# EXERCISE PROMPT
Pick every line with "Proportion" from the material below.

━━━ RECORDS FOR THIS TASK

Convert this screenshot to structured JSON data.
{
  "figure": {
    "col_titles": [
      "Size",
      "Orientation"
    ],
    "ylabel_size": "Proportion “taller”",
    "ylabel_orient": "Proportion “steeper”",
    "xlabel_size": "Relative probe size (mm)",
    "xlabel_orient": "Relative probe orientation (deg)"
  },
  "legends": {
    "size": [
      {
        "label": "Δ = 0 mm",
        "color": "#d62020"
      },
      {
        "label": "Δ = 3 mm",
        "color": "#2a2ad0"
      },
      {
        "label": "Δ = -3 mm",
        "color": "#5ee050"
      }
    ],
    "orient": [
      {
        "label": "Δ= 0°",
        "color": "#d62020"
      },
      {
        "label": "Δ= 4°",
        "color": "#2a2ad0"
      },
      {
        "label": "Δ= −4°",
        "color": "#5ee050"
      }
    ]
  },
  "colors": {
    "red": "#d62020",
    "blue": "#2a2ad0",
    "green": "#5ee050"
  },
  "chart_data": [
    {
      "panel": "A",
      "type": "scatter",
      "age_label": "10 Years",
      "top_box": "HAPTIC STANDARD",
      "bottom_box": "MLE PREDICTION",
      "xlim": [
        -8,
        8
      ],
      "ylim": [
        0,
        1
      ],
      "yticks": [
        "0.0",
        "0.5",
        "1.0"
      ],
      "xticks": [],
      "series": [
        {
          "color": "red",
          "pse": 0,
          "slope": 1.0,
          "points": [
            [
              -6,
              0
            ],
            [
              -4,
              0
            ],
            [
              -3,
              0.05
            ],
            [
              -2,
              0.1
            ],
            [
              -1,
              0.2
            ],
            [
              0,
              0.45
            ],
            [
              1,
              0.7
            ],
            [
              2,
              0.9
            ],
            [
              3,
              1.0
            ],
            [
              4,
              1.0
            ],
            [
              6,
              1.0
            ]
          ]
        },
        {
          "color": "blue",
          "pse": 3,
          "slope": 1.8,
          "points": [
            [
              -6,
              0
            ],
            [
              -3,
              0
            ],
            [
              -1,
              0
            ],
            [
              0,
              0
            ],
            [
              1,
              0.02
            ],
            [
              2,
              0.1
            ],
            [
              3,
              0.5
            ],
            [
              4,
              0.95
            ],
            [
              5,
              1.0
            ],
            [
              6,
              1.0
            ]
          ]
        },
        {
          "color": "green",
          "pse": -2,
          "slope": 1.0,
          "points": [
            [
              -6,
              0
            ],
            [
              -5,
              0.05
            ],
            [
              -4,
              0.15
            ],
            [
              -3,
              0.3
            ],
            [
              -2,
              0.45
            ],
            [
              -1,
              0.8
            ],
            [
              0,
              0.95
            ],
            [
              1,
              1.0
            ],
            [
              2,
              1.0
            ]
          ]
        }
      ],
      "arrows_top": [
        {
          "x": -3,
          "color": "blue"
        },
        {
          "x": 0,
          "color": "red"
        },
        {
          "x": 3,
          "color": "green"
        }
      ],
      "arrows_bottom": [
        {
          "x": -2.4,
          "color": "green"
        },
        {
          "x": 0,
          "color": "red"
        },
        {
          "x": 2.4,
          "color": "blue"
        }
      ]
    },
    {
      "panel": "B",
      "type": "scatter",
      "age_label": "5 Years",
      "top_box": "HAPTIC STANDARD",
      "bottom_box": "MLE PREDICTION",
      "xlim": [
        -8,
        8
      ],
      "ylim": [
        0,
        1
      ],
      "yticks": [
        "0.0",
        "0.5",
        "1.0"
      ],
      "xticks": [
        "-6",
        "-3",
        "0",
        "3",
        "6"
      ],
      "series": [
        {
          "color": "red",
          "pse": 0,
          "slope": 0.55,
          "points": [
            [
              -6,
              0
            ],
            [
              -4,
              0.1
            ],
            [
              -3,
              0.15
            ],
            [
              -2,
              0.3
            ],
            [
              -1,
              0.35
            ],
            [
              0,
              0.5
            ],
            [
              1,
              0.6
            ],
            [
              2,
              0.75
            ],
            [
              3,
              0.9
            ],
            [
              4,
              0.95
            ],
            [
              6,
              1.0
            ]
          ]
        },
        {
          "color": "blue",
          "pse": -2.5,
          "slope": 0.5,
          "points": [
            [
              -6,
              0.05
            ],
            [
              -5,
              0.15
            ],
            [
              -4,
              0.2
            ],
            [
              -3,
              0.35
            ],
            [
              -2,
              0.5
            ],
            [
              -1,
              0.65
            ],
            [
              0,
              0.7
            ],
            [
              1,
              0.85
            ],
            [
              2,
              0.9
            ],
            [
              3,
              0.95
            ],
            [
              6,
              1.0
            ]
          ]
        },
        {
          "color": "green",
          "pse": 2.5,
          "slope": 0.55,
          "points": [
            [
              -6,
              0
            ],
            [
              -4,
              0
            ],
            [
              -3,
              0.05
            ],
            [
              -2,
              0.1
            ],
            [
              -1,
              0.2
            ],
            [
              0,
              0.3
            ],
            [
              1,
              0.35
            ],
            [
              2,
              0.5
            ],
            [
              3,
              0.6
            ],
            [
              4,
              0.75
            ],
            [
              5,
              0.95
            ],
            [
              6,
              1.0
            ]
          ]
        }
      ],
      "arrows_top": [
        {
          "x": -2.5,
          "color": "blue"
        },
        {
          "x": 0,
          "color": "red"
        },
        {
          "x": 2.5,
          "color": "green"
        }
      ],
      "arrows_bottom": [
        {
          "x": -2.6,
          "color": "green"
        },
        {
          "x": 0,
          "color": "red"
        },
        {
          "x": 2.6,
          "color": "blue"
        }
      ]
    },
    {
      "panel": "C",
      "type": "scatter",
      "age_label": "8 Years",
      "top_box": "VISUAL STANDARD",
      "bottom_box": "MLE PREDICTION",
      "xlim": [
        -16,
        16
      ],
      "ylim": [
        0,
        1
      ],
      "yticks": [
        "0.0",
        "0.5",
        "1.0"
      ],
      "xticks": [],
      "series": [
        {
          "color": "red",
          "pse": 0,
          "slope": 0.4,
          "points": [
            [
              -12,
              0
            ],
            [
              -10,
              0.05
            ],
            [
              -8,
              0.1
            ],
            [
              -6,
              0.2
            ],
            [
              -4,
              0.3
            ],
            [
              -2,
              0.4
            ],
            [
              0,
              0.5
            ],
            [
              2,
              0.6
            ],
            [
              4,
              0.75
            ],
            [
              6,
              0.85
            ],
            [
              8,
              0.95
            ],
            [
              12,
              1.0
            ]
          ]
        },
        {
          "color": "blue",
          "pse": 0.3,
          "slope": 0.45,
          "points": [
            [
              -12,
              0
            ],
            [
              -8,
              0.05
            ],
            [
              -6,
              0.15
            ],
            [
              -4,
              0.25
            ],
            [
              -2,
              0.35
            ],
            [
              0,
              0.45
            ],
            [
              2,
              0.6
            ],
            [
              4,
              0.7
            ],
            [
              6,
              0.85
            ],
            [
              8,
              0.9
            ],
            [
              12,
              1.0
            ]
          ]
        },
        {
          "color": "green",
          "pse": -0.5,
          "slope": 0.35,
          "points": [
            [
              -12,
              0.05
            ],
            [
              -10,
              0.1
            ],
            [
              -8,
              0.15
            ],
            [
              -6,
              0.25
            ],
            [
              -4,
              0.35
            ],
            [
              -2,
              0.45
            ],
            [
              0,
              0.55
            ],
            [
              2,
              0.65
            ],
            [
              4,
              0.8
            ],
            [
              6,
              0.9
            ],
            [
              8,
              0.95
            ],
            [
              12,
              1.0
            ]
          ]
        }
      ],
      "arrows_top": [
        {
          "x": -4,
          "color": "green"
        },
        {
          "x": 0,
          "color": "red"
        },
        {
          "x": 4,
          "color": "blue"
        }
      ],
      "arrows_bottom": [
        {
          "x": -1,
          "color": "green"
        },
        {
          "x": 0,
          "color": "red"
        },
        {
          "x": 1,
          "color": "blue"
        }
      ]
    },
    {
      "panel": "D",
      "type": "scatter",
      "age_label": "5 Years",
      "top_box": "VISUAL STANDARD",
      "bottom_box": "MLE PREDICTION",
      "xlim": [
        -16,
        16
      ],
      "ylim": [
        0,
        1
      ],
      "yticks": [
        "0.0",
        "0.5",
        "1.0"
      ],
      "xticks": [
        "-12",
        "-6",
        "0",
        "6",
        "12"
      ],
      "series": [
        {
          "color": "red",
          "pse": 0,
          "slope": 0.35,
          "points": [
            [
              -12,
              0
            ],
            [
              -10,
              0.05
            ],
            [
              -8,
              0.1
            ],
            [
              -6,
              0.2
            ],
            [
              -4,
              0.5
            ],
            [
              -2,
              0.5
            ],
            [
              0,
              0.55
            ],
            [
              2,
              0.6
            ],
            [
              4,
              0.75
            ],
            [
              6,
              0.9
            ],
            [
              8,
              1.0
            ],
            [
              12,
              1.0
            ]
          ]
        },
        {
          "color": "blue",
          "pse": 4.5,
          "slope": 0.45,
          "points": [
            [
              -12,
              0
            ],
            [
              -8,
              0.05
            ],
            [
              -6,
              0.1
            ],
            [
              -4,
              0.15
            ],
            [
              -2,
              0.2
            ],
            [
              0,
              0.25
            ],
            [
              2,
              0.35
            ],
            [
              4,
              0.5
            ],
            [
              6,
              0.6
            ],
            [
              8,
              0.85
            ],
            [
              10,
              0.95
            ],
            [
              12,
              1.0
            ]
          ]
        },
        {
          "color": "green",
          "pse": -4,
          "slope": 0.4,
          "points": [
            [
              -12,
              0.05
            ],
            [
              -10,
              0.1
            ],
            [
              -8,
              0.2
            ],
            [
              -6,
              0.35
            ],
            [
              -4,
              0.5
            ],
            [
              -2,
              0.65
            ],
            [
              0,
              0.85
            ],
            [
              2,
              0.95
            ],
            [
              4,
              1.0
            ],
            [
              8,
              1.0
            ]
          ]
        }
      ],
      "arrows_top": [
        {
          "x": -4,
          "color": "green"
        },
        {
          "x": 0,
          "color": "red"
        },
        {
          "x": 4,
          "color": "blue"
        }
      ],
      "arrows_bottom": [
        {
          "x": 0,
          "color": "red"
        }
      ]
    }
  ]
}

━━━━━━

# SOLUTION TO THIS TASK
    "ylabel_size": "Proportion “taller”",
    "ylabel_orient": "Proportion “steeper”",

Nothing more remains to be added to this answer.